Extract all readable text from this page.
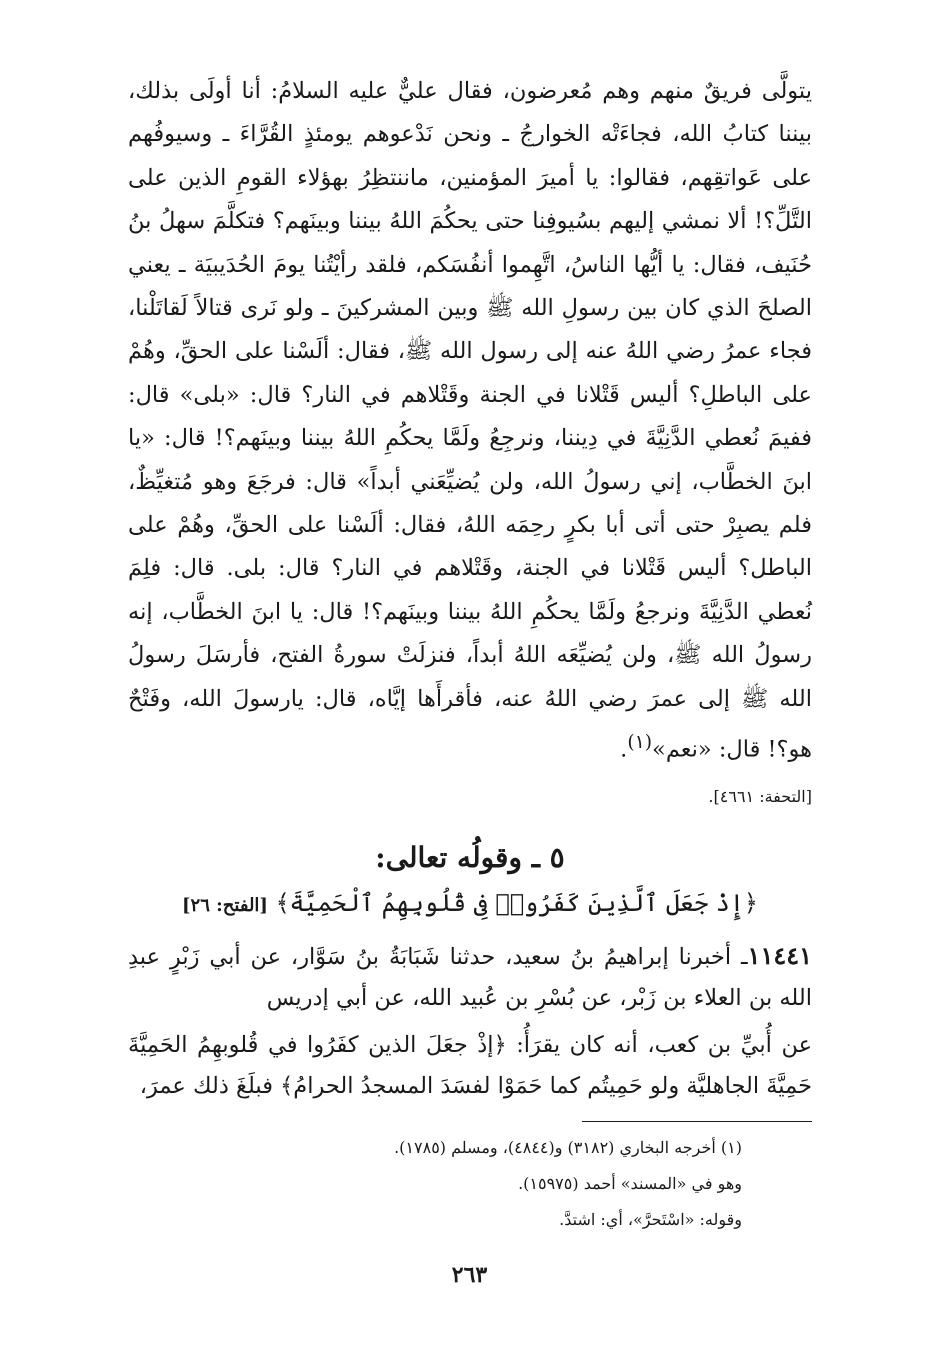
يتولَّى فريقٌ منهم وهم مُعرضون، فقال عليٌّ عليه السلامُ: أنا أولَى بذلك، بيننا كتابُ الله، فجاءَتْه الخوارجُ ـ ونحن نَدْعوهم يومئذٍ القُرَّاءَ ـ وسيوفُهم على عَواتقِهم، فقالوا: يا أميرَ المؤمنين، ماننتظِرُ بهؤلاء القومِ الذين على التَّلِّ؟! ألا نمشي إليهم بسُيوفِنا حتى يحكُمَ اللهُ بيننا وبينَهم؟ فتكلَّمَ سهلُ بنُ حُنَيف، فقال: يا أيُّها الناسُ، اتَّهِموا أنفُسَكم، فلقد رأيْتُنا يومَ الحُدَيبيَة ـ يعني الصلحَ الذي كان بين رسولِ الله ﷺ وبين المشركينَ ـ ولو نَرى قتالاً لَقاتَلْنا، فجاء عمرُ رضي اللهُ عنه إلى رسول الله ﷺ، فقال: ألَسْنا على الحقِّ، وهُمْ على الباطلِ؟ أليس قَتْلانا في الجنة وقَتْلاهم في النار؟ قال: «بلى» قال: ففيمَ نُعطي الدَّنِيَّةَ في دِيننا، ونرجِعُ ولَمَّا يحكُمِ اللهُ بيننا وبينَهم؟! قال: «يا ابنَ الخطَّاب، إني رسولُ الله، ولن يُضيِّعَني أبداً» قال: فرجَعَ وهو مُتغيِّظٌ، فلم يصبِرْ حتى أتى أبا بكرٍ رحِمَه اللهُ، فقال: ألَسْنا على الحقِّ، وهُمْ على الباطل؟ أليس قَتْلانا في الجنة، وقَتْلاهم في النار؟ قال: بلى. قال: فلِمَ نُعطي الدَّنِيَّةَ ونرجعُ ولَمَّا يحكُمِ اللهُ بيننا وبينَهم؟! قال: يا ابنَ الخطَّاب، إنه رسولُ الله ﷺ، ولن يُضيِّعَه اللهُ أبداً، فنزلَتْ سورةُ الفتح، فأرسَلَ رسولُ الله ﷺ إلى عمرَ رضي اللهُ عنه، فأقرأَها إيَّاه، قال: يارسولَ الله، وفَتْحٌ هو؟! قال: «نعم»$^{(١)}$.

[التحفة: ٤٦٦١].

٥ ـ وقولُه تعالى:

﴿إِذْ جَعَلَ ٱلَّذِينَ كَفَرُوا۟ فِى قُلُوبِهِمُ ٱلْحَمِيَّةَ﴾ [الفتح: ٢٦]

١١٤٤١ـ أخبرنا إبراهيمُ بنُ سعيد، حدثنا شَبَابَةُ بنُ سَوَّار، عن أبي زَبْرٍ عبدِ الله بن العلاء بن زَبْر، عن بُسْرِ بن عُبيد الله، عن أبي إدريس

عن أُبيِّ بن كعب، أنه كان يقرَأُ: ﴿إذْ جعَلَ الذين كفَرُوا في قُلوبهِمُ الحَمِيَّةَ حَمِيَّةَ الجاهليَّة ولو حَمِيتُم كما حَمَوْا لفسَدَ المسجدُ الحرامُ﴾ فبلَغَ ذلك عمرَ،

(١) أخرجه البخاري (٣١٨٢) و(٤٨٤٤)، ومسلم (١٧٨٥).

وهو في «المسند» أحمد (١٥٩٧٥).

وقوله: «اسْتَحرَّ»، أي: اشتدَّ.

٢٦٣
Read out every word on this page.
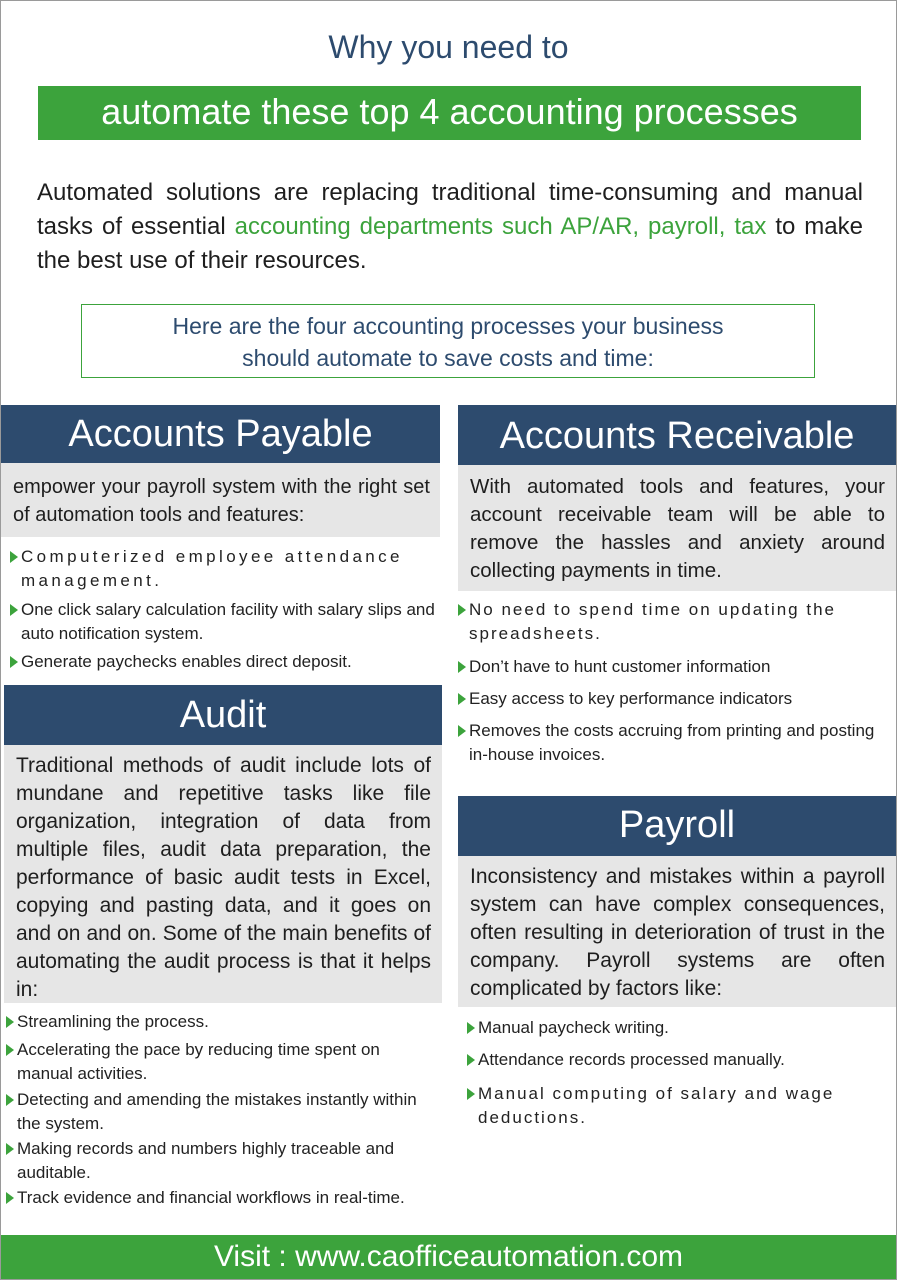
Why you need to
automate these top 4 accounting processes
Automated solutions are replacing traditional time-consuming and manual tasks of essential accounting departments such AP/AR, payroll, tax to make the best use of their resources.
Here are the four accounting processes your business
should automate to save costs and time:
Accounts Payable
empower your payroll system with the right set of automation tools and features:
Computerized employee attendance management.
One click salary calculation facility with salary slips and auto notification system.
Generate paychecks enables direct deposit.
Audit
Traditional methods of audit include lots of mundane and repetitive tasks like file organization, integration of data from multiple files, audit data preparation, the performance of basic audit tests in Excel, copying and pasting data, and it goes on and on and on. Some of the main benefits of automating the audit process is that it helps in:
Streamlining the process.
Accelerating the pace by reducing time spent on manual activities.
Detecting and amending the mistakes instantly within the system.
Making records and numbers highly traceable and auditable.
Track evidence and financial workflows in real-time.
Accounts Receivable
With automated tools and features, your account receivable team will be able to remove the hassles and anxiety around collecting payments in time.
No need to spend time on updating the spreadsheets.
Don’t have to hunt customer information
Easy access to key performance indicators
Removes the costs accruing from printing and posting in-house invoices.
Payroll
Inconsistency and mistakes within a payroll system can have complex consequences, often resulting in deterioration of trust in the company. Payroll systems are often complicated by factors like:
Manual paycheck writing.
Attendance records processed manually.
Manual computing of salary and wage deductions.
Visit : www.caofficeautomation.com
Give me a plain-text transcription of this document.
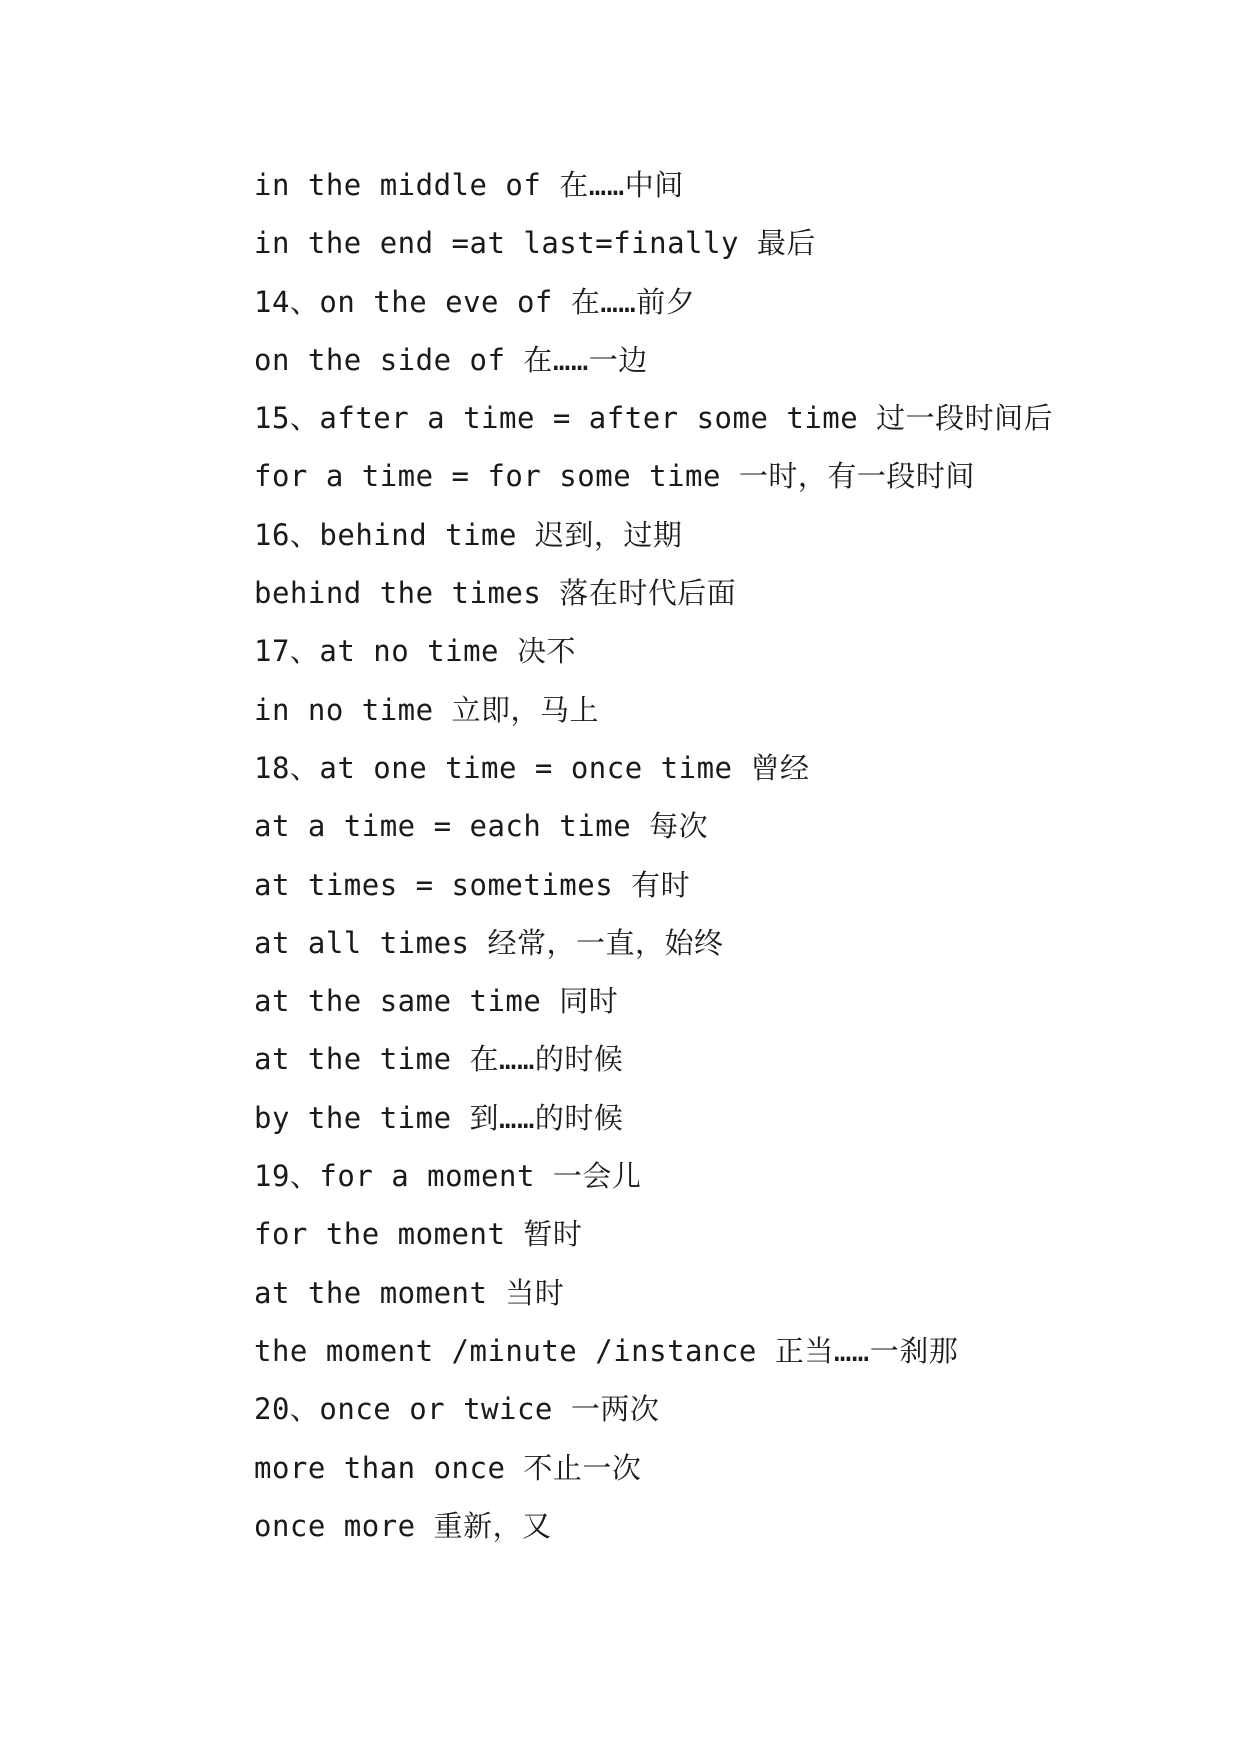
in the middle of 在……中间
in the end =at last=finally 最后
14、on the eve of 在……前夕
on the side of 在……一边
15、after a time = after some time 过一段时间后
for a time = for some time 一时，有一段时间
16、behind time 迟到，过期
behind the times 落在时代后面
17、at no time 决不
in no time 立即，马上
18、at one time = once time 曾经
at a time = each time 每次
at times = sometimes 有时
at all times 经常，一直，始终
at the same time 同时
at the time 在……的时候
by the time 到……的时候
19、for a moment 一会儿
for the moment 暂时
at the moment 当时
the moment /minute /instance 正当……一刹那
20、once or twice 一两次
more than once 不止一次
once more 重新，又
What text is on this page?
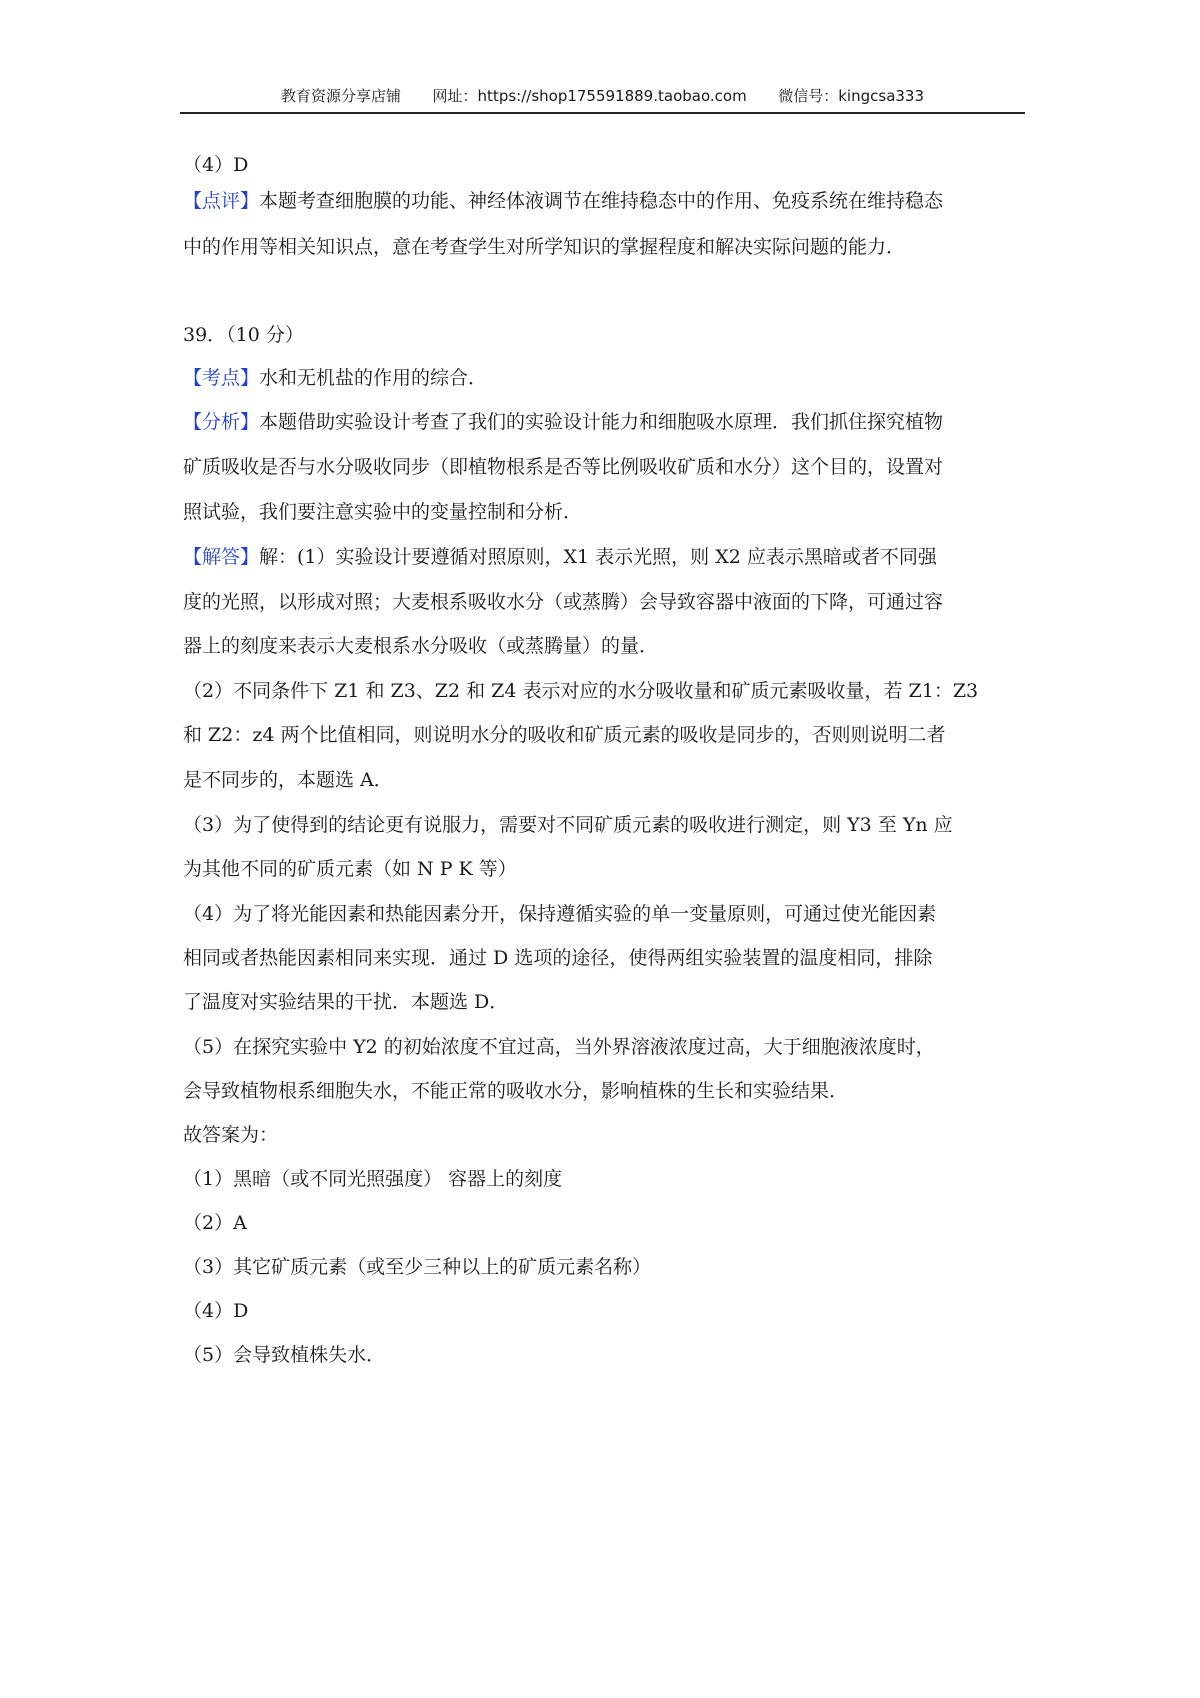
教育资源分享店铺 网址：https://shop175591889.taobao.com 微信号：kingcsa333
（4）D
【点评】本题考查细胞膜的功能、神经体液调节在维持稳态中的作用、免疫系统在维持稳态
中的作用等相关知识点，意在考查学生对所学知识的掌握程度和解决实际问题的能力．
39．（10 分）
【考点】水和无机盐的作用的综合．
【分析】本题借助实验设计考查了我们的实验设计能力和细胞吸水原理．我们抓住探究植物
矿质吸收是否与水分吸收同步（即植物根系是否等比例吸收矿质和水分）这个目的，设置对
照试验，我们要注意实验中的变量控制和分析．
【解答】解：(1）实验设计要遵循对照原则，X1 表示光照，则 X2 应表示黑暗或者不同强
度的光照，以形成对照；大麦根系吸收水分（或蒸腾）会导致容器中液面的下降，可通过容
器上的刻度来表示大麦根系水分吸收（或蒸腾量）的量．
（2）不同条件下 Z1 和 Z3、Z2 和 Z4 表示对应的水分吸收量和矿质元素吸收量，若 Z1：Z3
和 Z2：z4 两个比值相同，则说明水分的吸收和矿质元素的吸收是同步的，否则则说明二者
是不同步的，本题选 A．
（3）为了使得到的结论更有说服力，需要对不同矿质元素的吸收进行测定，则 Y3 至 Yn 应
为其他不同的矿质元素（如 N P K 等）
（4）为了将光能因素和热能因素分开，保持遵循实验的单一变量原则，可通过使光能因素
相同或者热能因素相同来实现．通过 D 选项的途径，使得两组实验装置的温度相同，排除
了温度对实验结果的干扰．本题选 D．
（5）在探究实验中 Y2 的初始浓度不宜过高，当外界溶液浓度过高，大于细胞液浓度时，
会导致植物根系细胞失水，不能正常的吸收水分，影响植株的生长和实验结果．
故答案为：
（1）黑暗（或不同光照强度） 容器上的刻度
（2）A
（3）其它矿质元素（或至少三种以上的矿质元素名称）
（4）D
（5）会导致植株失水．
::::::
Aim of the exercise:
Output precisely the lines in the material above from the line containing "What text is on this page?" through its last line, and omit pictures.

Task solution:
What text is on this page?
教育资源分享店铺 网址：https://shop175591889.taobao.com 微信号：kingcsa333
（4）D
【点评】本题考查细胞膜的功能、神经体液调节在维持稳态中的作用、免疫系统在维持稳态
中的作用等相关知识点，意在考查学生对所学知识的掌握程度和解决实际问题的能力．
39．（10 分）
【考点】水和无机盐的作用的综合．
【分析】本题借助实验设计考查了我们的实验设计能力和细胞吸水原理．我们抓住探究植物
矿质吸收是否与水分吸收同步（即植物根系是否等比例吸收矿质和水分）这个目的，设置对
照试验，我们要注意实验中的变量控制和分析．
【解答】解：(1）实验设计要遵循对照原则，X1 表示光照，则 X2 应表示黑暗或者不同强
度的光照，以形成对照；大麦根系吸收水分（或蒸腾）会导致容器中液面的下降，可通过容
器上的刻度来表示大麦根系水分吸收（或蒸腾量）的量．
（2）不同条件下 Z1 和 Z3、Z2 和 Z4 表示对应的水分吸收量和矿质元素吸收量，若 Z1：Z3
和 Z2：z4 两个比值相同，则说明水分的吸收和矿质元素的吸收是同步的，否则则说明二者
是不同步的，本题选 A．
（3）为了使得到的结论更有说服力，需要对不同矿质元素的吸收进行测定，则 Y3 至 Yn 应
为其他不同的矿质元素（如 N P K 等）
（4）为了将光能因素和热能因素分开，保持遵循实验的单一变量原则，可通过使光能因素
相同或者热能因素相同来实现．通过 D 选项的途径，使得两组实验装置的温度相同，排除
了温度对实验结果的干扰．本题选 D．
（5）在探究实验中 Y2 的初始浓度不宜过高，当外界溶液浓度过高，大于细胞液浓度时，
会导致植物根系细胞失水，不能正常的吸收水分，影响植株的生长和实验结果．
故答案为：
（1）黑暗（或不同光照强度） 容器上的刻度
（2）A
（3）其它矿质元素（或至少三种以上的矿质元素名称）
（4）D
（5）会导致植株失水．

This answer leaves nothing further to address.